To be done:
Below are some entries. Copy each line that holds the string "JSON".

** START OF Data for the task **

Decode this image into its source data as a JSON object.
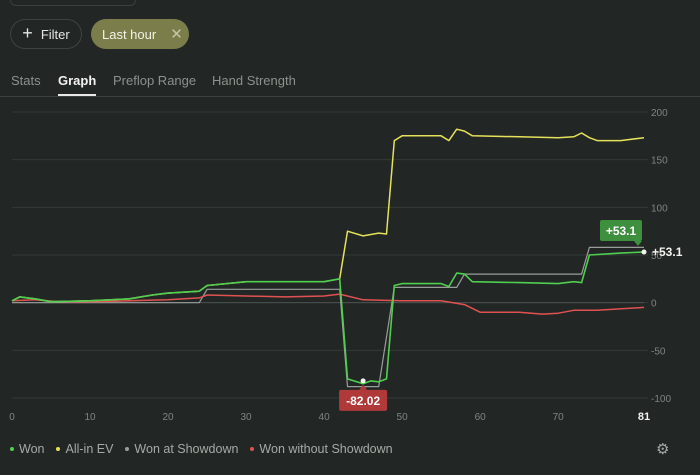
{
  "toolbar": {
    "filter_label": "Filter",
    "chip_label": "Last hour",
    "chip_close": "✕",
    "plus": "+"
  },
  "tabs": [
    {
      "label": "Stats",
      "active": false
    },
    {
      "label": "Graph",
      "active": true
    },
    {
      "label": "Preflop Range",
      "active": false
    },
    {
      "label": "Hand Strength",
      "active": false
    }
  ],
  "chart_data": {
    "type": "line",
    "xlim": [
      0,
      81
    ],
    "ylim": [
      -100,
      200
    ],
    "x_ticks": [
      "0",
      "10",
      "20",
      "30",
      "40",
      "50",
      "60",
      "70",
      "81"
    ],
    "y_ticks": [
      "200",
      "150",
      "100",
      "50",
      "0",
      "-50",
      "-100"
    ],
    "grid": true,
    "legend_position": "bottom-left",
    "annotations": [
      {
        "text": "+53.1",
        "x": 81,
        "y": 53.1,
        "color": "#3e8f3e"
      },
      {
        "text": "+53.1",
        "x": 81,
        "y": 53.1,
        "color": "none"
      },
      {
        "text": "-82.02",
        "x": 45,
        "y": -82.02,
        "color": "#b03a3a"
      }
    ],
    "series": [
      {
        "name": "Won at Showdown",
        "color": "#9a9e9a",
        "width": 1.2,
        "points": [
          [
            0,
            0
          ],
          [
            24,
            0
          ],
          [
            25,
            14
          ],
          [
            42,
            14
          ],
          [
            43,
            -88
          ],
          [
            47,
            -88
          ],
          [
            49,
            16
          ],
          [
            57,
            16
          ],
          [
            58,
            30
          ],
          [
            73,
            30
          ],
          [
            74,
            58
          ],
          [
            81,
            58
          ]
        ]
      },
      {
        "name": "Won without Showdown",
        "color": "#e05252",
        "width": 1.5,
        "points": [
          [
            0,
            2
          ],
          [
            3,
            3
          ],
          [
            6,
            1
          ],
          [
            10,
            1
          ],
          [
            15,
            2
          ],
          [
            20,
            3
          ],
          [
            24,
            5
          ],
          [
            25,
            8
          ],
          [
            30,
            7
          ],
          [
            35,
            6
          ],
          [
            40,
            7
          ],
          [
            42,
            9
          ],
          [
            45,
            3
          ],
          [
            50,
            2
          ],
          [
            55,
            2
          ],
          [
            58,
            -2
          ],
          [
            60,
            -10
          ],
          [
            65,
            -10
          ],
          [
            68,
            -12
          ],
          [
            70,
            -11
          ],
          [
            72,
            -8
          ],
          [
            75,
            -8
          ],
          [
            81,
            -5
          ]
        ]
      },
      {
        "name": "All-in EV",
        "color": "#e6e15a",
        "width": 1.5,
        "points": [
          [
            0,
            2
          ],
          [
            1,
            6
          ],
          [
            3,
            4
          ],
          [
            5,
            1
          ],
          [
            10,
            2
          ],
          [
            15,
            4
          ],
          [
            18,
            8
          ],
          [
            20,
            10
          ],
          [
            24,
            12
          ],
          [
            25,
            18
          ],
          [
            30,
            22
          ],
          [
            35,
            22
          ],
          [
            40,
            22
          ],
          [
            42,
            25
          ],
          [
            43,
            75
          ],
          [
            45,
            70
          ],
          [
            47,
            73
          ],
          [
            48,
            72
          ],
          [
            49,
            170
          ],
          [
            50,
            175
          ],
          [
            55,
            175
          ],
          [
            56,
            170
          ],
          [
            57,
            182
          ],
          [
            58,
            180
          ],
          [
            59,
            175
          ],
          [
            65,
            174
          ],
          [
            70,
            173
          ],
          [
            72,
            174
          ],
          [
            73,
            178
          ],
          [
            74,
            173
          ],
          [
            75,
            170
          ],
          [
            78,
            170
          ],
          [
            81,
            173
          ]
        ]
      },
      {
        "name": "Won",
        "color": "#4fce4f",
        "width": 1.6,
        "points": [
          [
            0,
            2
          ],
          [
            1,
            6
          ],
          [
            3,
            4
          ],
          [
            5,
            1
          ],
          [
            10,
            2
          ],
          [
            15,
            4
          ],
          [
            18,
            8
          ],
          [
            20,
            10
          ],
          [
            24,
            12
          ],
          [
            25,
            18
          ],
          [
            30,
            22
          ],
          [
            35,
            22
          ],
          [
            40,
            22
          ],
          [
            42,
            25
          ],
          [
            43,
            -80
          ],
          [
            45,
            -85
          ],
          [
            46,
            -82.02
          ],
          [
            47,
            -83
          ],
          [
            48,
            -80
          ],
          [
            49,
            18
          ],
          [
            50,
            20
          ],
          [
            55,
            20
          ],
          [
            56,
            17
          ],
          [
            57,
            31
          ],
          [
            58,
            30
          ],
          [
            59,
            22
          ],
          [
            65,
            21
          ],
          [
            70,
            20
          ],
          [
            72,
            22
          ],
          [
            73,
            21
          ],
          [
            74,
            50
          ],
          [
            78,
            52
          ],
          [
            81,
            53.1
          ]
        ]
      }
    ]
  },
  "legend": [
    {
      "label": "Won",
      "color": "#4fce4f"
    },
    {
      "label": "All-in EV",
      "color": "#e6e15a"
    },
    {
      "label": "Won at Showdown",
      "color": "#9a9e9a"
    },
    {
      "label": "Won without Showdown",
      "color": "#e05252"
    }
  ],
  "settings_icon": "gear-icon"
}
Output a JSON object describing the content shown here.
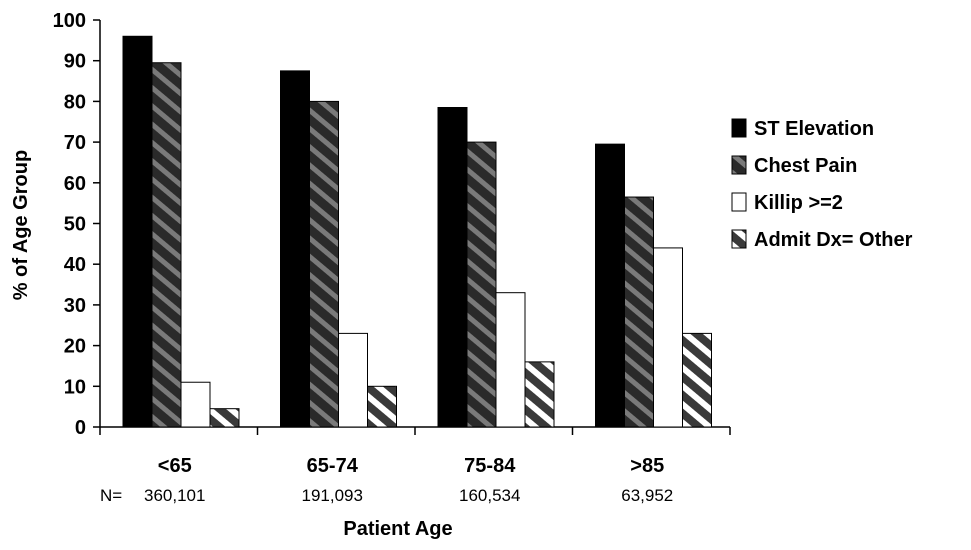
{
  "chart_data": {
    "type": "bar",
    "categories": [
      "<65",
      "65-74",
      "75-84",
      ">85"
    ],
    "n_prefix": "N=",
    "n_values": [
      "360,101",
      "191,093",
      "160,534",
      "63,952"
    ],
    "series": [
      {
        "name": "ST Elevation",
        "values": [
          96,
          87.5,
          78.5,
          69.5
        ],
        "fill": "#000000",
        "pattern": "solid"
      },
      {
        "name": "Chest Pain",
        "values": [
          89.5,
          80,
          70,
          56.5
        ],
        "fill": "#444444",
        "pattern": "diagonal-dark"
      },
      {
        "name": "Killip >=2",
        "values": [
          11,
          23,
          33,
          44
        ],
        "fill": "#ffffff",
        "pattern": "none"
      },
      {
        "name": "Admit Dx= Other",
        "values": [
          4.5,
          10,
          16,
          23
        ],
        "fill": "#444444",
        "pattern": "diagonal-light"
      }
    ],
    "xlabel": "Patient Age",
    "ylabel": "% of Age Group",
    "ylim": [
      0,
      100
    ],
    "yticks": [
      0,
      10,
      20,
      30,
      40,
      50,
      60,
      70,
      80,
      90,
      100
    ],
    "legend": "right",
    "grid": false
  }
}
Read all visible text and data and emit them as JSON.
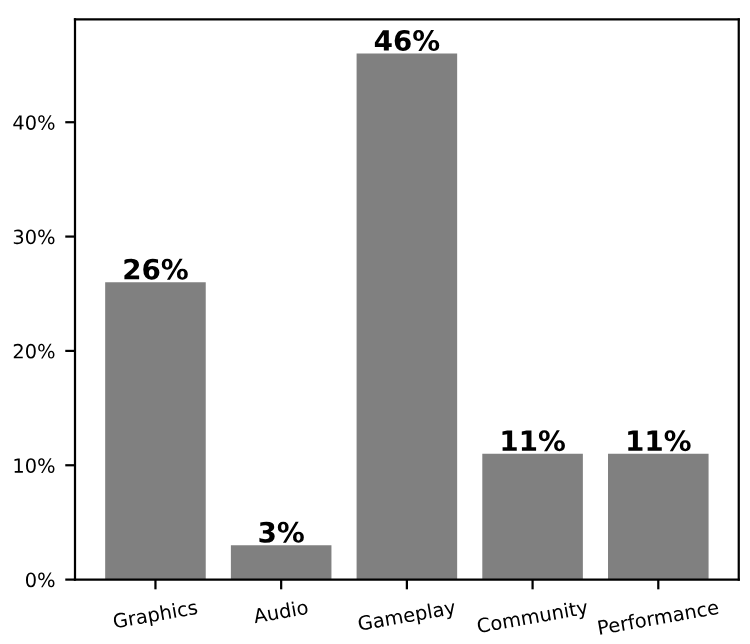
{
  "chart_data": {
    "type": "bar",
    "categories": [
      "Graphics",
      "Audio",
      "Gameplay",
      "Community",
      "Performance"
    ],
    "values": [
      26,
      3,
      46,
      11,
      11
    ],
    "value_labels": [
      "26%",
      "3%",
      "46%",
      "11%",
      "11%"
    ],
    "color": "#808080",
    "ylim": [
      0,
      49
    ],
    "yticks": [
      {
        "value": 0,
        "label": "0%"
      },
      {
        "value": 10,
        "label": "10%"
      },
      {
        "value": 20,
        "label": "20%"
      },
      {
        "value": 30,
        "label": "30%"
      },
      {
        "value": 40,
        "label": "40%"
      }
    ],
    "grid": false,
    "legend": false
  }
}
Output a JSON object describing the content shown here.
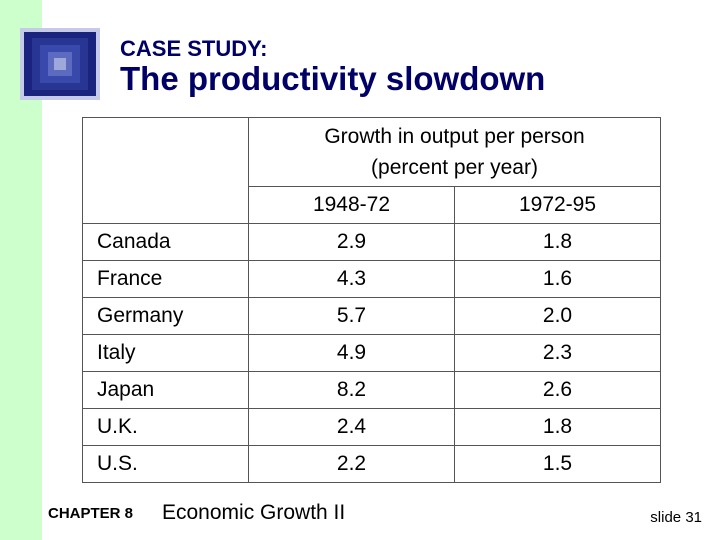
{
  "slide": {
    "kicker": "CASE STUDY:",
    "title": "The productivity slowdown",
    "logo_icon": "blue-square-tunnel-icon"
  },
  "table": {
    "group_header_line1": "Growth in output per person",
    "group_header_line2": "(percent per year)",
    "period_headers": [
      "1948-72",
      "1972-95"
    ],
    "rows": [
      {
        "country": "Canada",
        "p1": "2.9",
        "p2": "1.8"
      },
      {
        "country": "France",
        "p1": "4.3",
        "p2": "1.6"
      },
      {
        "country": "Germany",
        "p1": "5.7",
        "p2": "2.0"
      },
      {
        "country": "Italy",
        "p1": "4.9",
        "p2": "2.3"
      },
      {
        "country": "Japan",
        "p1": "8.2",
        "p2": "2.6"
      },
      {
        "country": "U.K.",
        "p1": "2.4",
        "p2": "1.8"
      },
      {
        "country": "U.S.",
        "p1": "2.2",
        "p2": "1.5"
      }
    ]
  },
  "footer": {
    "chapter": "CHAPTER 8",
    "chapter_title": "Economic Growth II",
    "slide_number": "slide 31"
  },
  "colors": {
    "title": "#000066",
    "left_bar": "#ccffcc",
    "logo_blue": "#1a237e"
  }
}
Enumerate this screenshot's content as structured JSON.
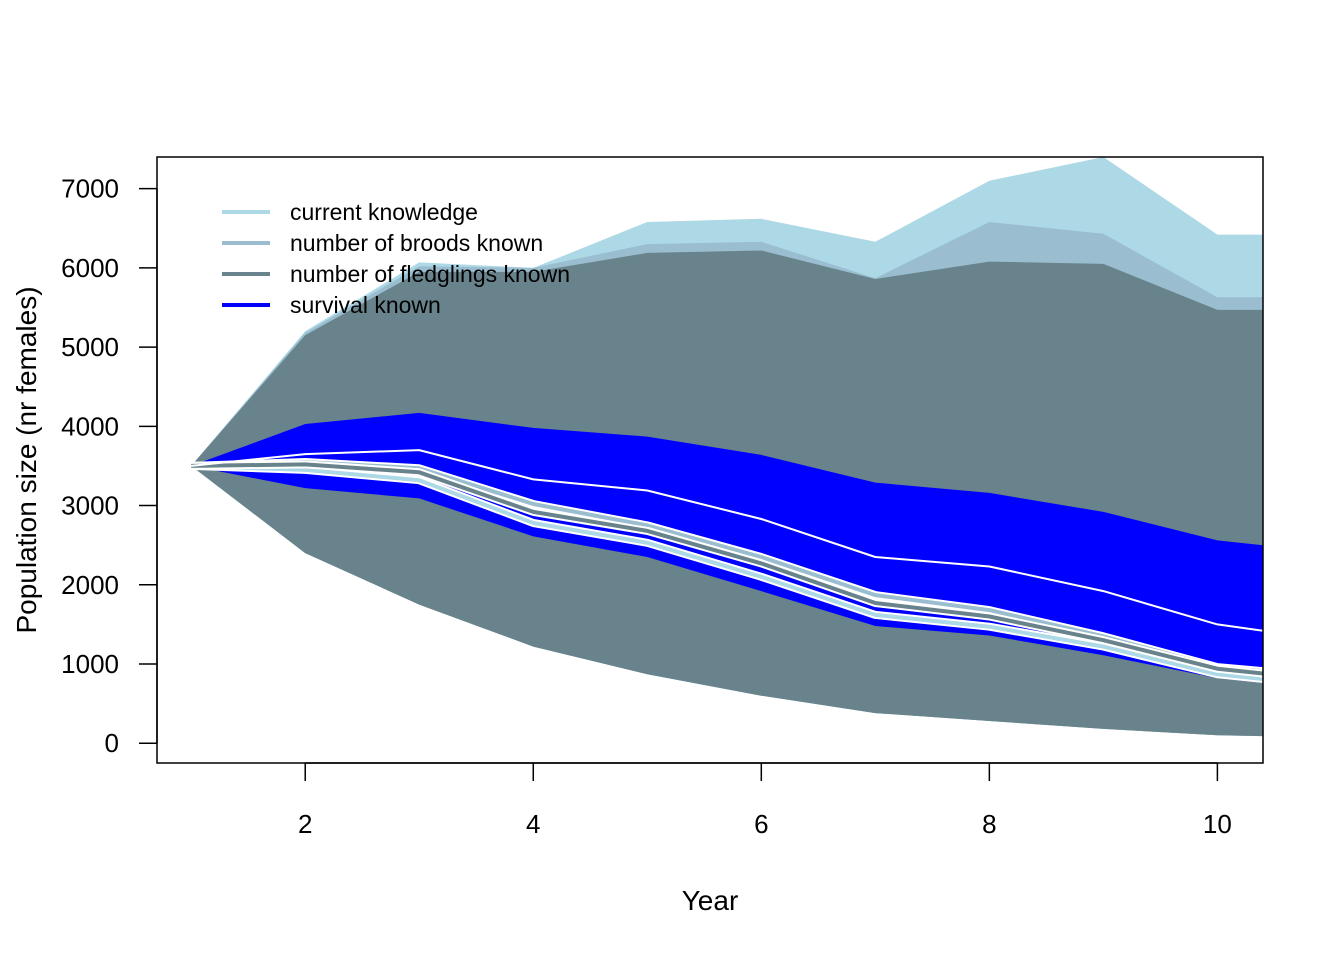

** END OF Data for the task **

Exercise result:
Decode this image into its source data as a JSON object.
Output a JSON object describing the content shown here.
Read all visible text and data and emit them as JSON.
Output a JSON object describing the content shown here.
Enumerate this screenshot's content as structured JSON.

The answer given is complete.